SHORT PROBLEM. Reproduce every line in the listing that contains the word "this".

GIVEN RECORDS.
□ □ □ □ □
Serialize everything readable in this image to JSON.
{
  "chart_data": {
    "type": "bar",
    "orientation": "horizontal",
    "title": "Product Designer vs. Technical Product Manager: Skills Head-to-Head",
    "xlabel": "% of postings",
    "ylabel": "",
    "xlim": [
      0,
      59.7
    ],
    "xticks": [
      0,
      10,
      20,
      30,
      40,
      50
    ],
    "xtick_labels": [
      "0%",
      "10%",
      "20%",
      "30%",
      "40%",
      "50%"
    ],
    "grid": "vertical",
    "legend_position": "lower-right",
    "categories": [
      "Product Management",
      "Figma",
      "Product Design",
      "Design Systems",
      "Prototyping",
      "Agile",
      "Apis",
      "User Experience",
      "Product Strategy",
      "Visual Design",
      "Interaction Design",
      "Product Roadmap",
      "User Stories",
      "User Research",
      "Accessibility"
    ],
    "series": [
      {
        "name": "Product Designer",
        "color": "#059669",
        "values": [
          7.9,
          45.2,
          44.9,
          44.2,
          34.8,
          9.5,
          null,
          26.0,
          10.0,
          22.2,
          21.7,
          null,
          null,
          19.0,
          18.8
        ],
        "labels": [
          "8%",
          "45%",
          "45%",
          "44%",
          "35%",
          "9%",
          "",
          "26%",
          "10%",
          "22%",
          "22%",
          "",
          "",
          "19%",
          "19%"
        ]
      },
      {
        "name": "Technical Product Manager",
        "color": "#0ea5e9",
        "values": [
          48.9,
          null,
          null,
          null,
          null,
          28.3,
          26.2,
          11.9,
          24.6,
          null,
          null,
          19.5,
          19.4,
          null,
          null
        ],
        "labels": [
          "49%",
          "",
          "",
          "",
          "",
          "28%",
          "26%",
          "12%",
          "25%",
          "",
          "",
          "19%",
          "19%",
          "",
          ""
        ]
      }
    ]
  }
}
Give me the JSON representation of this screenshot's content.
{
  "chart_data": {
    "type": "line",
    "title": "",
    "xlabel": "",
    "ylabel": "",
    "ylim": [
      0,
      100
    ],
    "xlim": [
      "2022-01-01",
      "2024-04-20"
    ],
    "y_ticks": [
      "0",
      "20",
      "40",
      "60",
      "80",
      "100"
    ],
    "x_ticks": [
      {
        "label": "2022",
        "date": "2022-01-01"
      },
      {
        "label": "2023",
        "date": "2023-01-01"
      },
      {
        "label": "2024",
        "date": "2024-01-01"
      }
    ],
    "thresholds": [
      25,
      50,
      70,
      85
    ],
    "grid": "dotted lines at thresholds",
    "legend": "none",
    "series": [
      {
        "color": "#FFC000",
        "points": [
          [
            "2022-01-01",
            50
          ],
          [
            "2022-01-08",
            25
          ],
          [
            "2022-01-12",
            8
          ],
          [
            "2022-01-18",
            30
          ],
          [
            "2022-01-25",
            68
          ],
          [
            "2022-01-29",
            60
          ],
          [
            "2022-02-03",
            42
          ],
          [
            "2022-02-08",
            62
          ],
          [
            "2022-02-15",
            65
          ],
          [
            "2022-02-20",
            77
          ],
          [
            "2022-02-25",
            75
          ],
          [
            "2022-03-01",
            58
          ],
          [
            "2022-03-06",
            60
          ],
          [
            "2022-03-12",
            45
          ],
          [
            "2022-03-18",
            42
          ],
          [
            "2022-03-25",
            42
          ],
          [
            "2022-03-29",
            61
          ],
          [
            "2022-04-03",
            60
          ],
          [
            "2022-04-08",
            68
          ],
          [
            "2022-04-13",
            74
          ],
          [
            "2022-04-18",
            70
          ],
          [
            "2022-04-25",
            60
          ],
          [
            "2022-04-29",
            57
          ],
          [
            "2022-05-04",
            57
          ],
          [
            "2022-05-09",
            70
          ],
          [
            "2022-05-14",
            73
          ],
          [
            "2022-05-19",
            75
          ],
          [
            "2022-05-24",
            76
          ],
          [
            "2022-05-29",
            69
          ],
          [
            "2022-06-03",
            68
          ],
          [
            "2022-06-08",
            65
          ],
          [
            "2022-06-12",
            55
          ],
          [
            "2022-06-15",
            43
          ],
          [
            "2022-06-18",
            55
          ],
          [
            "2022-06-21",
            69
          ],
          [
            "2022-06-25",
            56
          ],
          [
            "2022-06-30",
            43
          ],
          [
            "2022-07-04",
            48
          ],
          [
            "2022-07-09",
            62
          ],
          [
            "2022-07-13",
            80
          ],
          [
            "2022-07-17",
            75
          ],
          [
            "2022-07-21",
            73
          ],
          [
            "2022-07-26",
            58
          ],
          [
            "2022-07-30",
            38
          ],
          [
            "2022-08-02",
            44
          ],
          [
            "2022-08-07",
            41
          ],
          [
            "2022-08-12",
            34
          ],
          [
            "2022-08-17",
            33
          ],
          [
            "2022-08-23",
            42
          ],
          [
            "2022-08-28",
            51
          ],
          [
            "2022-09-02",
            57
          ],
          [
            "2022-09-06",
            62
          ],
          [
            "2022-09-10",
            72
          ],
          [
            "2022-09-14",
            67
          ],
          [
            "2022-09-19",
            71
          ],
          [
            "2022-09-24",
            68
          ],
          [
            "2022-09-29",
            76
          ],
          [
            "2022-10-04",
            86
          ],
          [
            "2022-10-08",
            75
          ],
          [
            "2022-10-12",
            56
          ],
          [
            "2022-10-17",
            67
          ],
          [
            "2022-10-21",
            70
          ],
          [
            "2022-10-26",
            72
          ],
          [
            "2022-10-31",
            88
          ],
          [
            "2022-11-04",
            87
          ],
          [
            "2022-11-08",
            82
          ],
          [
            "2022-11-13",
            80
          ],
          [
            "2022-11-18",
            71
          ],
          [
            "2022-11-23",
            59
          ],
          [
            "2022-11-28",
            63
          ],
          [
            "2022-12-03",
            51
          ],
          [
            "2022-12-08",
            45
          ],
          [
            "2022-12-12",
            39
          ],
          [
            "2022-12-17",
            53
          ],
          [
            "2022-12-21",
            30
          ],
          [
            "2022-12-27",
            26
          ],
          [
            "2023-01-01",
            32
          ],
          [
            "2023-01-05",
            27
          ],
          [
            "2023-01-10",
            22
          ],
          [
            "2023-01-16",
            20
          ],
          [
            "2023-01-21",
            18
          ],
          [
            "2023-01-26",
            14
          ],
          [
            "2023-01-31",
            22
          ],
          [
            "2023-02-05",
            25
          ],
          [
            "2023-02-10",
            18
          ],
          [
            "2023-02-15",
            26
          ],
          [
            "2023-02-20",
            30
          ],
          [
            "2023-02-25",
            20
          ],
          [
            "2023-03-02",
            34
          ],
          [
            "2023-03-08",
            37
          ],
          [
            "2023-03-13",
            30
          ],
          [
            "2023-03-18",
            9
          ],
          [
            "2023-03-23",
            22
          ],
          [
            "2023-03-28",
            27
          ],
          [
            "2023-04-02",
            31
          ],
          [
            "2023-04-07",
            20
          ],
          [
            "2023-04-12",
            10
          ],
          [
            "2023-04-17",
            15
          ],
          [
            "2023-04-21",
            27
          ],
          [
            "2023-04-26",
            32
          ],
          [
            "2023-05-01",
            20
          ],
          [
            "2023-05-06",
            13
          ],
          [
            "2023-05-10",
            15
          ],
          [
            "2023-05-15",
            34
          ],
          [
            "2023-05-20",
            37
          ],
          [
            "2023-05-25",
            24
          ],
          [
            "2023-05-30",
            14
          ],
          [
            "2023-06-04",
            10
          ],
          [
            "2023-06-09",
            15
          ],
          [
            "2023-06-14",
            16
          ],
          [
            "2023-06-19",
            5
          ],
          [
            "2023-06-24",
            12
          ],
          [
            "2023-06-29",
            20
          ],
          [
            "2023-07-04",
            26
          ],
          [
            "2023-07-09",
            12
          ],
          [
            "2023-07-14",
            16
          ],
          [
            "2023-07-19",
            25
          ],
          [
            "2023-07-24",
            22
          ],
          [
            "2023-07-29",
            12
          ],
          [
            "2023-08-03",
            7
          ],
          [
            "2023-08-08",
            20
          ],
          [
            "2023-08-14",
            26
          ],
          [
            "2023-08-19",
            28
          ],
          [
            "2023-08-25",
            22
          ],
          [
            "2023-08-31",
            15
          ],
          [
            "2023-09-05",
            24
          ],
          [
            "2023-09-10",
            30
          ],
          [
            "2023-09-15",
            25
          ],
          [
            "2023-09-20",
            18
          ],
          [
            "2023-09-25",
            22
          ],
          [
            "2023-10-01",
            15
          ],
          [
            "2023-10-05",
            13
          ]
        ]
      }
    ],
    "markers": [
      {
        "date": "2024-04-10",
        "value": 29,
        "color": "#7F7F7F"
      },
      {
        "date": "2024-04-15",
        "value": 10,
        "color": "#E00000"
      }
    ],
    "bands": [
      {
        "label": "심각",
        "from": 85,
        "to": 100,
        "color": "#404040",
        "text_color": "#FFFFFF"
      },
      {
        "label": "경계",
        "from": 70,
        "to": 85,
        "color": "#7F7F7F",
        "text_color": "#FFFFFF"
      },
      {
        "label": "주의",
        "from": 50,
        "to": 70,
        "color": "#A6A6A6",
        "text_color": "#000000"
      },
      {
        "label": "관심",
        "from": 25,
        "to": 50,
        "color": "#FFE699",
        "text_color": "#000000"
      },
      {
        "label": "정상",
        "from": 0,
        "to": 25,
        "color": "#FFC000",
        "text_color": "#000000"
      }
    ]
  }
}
□ □ □ □ □
ANSWER IN FULL.
Serialize everything readable in this image to JSON.
Give me the JSON representation of this screenshot's content.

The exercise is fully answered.